_Work to do_:
Below are records. Count every line containing the word "source" and give the number alone.

________

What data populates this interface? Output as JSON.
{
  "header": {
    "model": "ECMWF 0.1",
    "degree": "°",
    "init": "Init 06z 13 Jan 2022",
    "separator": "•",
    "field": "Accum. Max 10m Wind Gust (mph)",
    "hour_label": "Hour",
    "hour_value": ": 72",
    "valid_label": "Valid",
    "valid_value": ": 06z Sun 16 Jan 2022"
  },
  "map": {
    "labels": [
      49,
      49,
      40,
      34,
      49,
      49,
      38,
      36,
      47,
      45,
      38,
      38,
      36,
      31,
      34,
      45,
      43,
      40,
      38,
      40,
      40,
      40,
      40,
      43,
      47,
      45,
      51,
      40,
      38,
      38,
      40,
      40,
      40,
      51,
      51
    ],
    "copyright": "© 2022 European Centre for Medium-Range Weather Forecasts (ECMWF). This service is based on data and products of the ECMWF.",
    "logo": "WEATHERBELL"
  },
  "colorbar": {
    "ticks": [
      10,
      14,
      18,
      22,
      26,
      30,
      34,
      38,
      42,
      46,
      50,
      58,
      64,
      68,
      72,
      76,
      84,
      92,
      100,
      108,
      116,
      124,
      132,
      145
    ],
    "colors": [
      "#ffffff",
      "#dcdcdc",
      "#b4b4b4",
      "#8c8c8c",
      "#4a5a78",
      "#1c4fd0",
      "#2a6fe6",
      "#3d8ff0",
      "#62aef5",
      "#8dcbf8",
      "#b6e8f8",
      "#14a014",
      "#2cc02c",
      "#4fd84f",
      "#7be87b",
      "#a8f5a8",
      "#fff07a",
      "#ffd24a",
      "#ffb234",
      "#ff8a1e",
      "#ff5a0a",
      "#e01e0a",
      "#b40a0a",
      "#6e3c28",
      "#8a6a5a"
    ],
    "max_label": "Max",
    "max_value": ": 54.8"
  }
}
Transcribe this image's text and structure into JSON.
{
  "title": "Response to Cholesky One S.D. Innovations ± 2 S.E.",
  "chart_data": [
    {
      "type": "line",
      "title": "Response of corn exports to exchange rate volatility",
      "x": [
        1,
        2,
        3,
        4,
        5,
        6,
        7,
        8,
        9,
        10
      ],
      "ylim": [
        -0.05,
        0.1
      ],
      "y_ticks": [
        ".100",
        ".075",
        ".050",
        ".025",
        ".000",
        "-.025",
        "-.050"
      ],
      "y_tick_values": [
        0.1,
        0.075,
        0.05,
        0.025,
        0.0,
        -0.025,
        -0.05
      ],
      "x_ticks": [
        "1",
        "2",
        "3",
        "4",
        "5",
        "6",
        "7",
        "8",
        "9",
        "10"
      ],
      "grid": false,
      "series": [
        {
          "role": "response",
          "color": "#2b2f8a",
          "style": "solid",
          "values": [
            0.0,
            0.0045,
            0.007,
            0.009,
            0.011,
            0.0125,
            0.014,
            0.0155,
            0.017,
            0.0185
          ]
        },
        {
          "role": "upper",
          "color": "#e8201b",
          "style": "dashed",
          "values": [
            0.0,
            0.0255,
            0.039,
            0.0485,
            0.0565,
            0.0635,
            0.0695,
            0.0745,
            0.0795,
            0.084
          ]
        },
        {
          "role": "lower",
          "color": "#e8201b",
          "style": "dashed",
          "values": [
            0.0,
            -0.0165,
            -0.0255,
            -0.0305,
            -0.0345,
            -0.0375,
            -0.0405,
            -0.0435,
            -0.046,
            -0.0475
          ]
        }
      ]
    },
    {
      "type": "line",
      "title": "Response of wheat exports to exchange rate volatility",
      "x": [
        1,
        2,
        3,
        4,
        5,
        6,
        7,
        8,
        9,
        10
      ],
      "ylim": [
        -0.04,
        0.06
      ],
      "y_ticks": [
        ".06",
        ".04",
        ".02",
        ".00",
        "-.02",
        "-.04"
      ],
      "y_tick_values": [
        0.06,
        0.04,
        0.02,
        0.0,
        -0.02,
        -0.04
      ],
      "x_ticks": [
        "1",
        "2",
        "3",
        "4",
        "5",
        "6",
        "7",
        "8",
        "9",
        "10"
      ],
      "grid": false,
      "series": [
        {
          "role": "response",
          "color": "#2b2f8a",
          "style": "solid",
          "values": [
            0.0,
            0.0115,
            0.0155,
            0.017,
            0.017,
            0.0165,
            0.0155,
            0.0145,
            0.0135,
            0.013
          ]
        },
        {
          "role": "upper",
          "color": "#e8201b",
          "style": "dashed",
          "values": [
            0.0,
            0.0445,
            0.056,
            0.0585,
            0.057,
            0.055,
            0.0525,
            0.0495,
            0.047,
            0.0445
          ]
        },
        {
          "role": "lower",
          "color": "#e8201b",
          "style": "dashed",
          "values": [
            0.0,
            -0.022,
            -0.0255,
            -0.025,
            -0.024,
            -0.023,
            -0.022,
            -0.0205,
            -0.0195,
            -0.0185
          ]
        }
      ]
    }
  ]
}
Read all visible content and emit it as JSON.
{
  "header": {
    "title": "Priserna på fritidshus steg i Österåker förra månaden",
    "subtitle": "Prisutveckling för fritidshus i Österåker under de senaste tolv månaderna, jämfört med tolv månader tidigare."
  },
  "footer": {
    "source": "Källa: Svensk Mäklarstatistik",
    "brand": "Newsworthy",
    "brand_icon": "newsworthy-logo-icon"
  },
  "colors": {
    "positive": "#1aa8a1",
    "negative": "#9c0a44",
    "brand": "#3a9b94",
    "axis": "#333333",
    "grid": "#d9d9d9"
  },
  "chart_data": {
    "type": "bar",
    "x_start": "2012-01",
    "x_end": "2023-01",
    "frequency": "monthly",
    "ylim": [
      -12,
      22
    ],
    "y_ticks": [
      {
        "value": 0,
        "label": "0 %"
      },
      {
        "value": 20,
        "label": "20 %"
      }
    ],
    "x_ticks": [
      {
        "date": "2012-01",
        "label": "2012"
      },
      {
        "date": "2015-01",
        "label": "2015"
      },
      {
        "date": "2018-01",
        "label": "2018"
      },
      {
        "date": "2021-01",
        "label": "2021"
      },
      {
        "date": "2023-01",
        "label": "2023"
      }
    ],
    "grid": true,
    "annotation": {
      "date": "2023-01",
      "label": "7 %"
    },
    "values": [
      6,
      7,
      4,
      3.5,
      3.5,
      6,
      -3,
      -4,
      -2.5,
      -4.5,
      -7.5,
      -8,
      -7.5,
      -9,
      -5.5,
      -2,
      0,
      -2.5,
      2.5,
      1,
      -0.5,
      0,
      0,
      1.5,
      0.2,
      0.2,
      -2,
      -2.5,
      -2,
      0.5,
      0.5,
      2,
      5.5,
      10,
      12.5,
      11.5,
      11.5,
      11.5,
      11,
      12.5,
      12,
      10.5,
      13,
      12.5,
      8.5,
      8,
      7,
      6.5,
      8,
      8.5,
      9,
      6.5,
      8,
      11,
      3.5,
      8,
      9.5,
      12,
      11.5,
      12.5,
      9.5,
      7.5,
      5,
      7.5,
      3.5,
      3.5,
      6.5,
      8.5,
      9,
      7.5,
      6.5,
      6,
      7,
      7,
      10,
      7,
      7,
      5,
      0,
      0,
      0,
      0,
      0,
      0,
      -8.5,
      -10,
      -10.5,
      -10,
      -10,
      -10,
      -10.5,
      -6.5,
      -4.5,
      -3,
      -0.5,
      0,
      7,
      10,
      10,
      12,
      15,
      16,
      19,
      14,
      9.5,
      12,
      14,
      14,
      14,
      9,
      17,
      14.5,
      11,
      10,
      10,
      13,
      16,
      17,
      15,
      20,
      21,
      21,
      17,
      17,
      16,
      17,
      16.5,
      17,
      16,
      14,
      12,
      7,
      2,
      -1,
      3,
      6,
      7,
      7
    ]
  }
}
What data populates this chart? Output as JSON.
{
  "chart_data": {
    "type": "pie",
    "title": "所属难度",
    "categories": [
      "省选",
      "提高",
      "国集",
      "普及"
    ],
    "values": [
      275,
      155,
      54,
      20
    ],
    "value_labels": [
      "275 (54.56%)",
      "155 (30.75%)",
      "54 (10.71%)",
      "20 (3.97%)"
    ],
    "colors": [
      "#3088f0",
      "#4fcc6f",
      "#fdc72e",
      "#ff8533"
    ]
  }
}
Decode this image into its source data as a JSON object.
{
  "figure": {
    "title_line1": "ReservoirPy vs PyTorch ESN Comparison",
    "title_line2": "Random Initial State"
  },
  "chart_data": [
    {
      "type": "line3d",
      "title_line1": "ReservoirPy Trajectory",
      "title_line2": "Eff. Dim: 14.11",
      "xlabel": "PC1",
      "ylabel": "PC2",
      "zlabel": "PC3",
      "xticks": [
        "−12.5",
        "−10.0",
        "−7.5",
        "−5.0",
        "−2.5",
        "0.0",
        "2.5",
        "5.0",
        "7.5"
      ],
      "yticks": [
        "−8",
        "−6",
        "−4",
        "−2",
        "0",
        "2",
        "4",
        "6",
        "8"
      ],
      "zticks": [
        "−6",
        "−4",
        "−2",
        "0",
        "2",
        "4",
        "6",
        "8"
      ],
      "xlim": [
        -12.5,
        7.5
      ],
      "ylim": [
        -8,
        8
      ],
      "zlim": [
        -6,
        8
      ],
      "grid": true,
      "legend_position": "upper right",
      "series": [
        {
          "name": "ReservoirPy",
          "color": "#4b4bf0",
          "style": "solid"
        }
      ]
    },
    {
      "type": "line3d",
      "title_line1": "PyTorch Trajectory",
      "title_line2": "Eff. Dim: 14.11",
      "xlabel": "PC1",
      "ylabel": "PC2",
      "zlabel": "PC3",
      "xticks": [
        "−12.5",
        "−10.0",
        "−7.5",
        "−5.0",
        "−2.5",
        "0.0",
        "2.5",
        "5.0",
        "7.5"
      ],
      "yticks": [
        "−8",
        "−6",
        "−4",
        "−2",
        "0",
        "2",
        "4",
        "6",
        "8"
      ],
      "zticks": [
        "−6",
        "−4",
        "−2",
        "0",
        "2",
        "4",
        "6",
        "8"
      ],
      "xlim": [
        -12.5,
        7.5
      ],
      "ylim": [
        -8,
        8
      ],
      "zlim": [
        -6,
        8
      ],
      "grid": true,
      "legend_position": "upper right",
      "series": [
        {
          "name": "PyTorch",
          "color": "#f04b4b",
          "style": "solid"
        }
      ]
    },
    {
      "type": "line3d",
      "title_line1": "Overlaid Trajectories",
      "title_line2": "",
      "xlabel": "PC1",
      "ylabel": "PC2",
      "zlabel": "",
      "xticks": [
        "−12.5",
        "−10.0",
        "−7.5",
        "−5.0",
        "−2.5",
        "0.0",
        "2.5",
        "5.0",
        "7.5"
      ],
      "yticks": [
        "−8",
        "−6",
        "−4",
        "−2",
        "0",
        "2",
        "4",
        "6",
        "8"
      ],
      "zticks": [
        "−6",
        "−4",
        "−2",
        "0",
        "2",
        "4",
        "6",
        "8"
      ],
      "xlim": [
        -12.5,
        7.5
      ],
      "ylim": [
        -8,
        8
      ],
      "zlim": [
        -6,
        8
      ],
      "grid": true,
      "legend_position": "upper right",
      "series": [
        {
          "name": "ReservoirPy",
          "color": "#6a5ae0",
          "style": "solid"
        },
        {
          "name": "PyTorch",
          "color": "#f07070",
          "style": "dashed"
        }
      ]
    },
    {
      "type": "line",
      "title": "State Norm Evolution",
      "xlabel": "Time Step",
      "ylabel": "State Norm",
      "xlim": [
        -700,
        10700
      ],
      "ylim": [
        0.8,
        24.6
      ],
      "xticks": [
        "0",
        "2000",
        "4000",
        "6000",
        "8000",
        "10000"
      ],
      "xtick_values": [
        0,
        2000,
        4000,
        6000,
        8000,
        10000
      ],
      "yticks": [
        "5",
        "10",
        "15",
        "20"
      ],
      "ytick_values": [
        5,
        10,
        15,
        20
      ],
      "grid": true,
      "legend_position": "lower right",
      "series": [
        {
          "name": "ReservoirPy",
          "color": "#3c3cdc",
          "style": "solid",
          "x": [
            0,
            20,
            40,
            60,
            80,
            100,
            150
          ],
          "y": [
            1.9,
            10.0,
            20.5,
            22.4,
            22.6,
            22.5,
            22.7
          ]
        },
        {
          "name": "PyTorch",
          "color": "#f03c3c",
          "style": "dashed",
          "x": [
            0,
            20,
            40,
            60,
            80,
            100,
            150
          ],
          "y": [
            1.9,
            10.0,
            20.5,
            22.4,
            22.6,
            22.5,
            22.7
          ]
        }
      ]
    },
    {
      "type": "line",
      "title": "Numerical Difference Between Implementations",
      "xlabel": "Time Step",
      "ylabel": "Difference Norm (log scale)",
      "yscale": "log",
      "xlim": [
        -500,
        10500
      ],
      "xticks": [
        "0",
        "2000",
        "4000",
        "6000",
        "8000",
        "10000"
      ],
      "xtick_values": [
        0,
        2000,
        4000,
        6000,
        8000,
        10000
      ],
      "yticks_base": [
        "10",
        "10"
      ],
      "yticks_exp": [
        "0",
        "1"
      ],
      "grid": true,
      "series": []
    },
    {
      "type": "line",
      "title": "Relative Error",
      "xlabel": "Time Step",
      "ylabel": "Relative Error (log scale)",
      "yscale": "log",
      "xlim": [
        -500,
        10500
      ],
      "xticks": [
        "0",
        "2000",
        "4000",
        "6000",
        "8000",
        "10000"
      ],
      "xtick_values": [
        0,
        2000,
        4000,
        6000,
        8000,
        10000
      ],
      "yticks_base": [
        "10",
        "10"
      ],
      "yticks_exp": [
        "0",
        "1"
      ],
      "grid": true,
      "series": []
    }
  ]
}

________

_Written response_:
2